## To do
Please transcribe the entries from the line containing "tree-item-x658h6219[interactable]: X658H6219 <box>2" through the line containing "tree-item-x657b[interactable]: X657B <box>2", both included, and reproduce nothing outside that stretch.
⟨
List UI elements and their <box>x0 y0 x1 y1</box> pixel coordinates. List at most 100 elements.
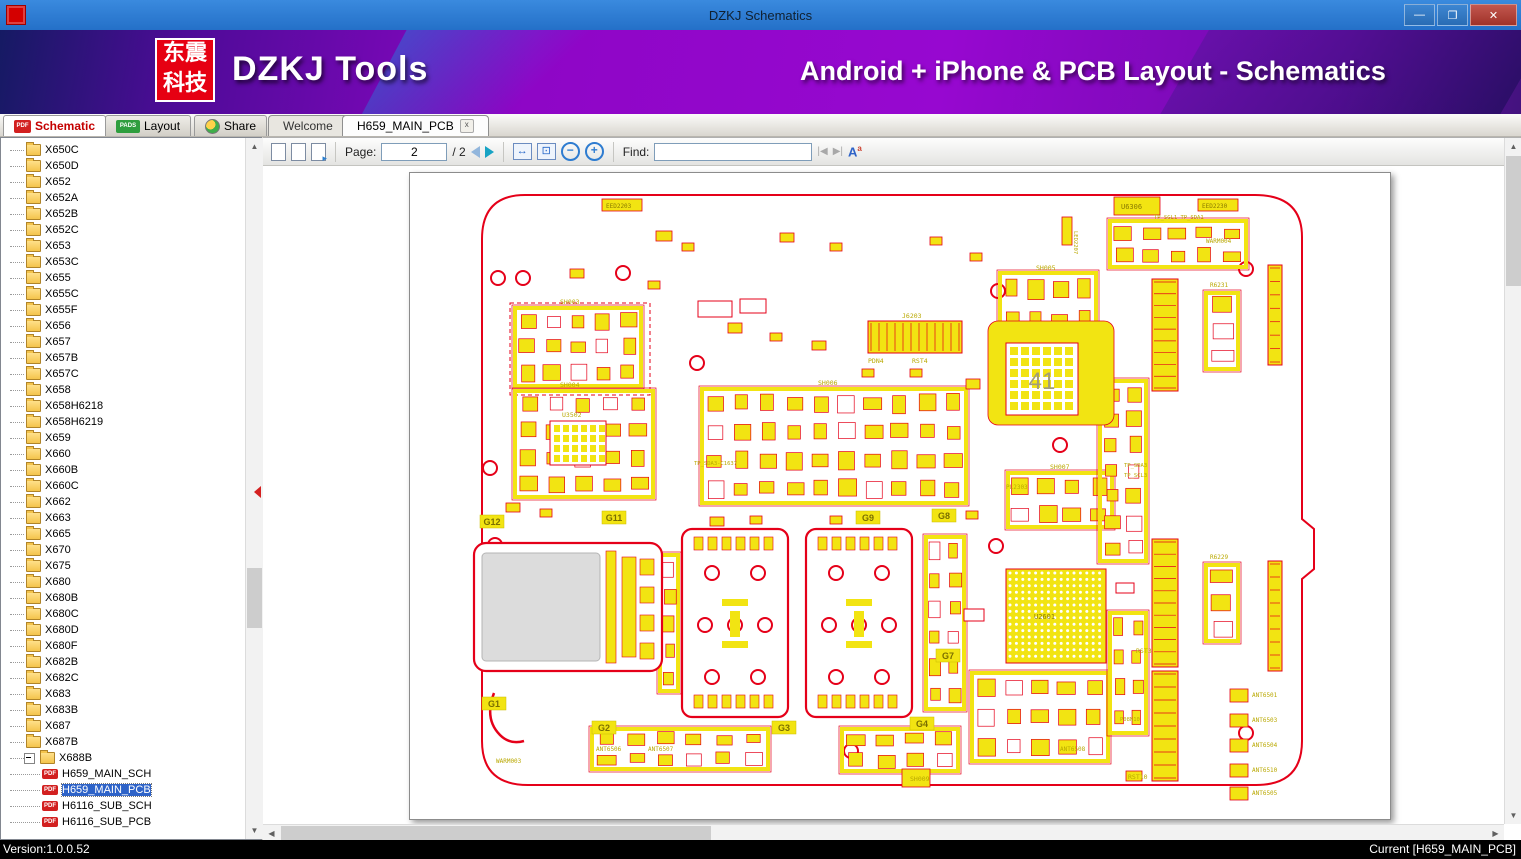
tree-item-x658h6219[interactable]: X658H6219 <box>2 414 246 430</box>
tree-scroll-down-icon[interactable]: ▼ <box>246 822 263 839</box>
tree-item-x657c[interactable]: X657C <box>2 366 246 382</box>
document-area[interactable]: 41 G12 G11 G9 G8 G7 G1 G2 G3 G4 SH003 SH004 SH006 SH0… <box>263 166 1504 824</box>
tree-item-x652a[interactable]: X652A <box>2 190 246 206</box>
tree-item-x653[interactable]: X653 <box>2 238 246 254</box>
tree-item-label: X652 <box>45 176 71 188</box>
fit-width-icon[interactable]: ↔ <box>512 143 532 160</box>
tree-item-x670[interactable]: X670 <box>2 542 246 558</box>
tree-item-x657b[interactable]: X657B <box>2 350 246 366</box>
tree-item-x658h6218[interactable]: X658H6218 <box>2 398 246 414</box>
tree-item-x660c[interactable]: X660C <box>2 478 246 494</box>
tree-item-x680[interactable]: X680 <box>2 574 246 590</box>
⟩
## Reply to the exercise
tree-item-x658h6219[interactable]: X658H6219 <box>2 414 246 430</box>
tree-scroll-down-icon[interactable]: ▼ <box>246 822 263 839</box>
tree-item-x657c[interactable]: X657C <box>2 366 246 382</box>
document-area[interactable]: 41 G12 G11 G9 G8 G7 G1 G2 G3 G4 SH003 SH004 SH006 SH0… <box>263 166 1504 824</box>
tree-item-x652a[interactable]: X652A <box>2 190 246 206</box>
tree-item-x653[interactable]: X653 <box>2 238 246 254</box>
tree-item-label: X652 <box>45 176 71 188</box>
fit-width-icon[interactable]: ↔ <box>512 143 532 160</box>
tree-item-x670[interactable]: X670 <box>2 542 246 558</box>
tree-item-x657b[interactable]: X657B <box>2 350 246 366</box>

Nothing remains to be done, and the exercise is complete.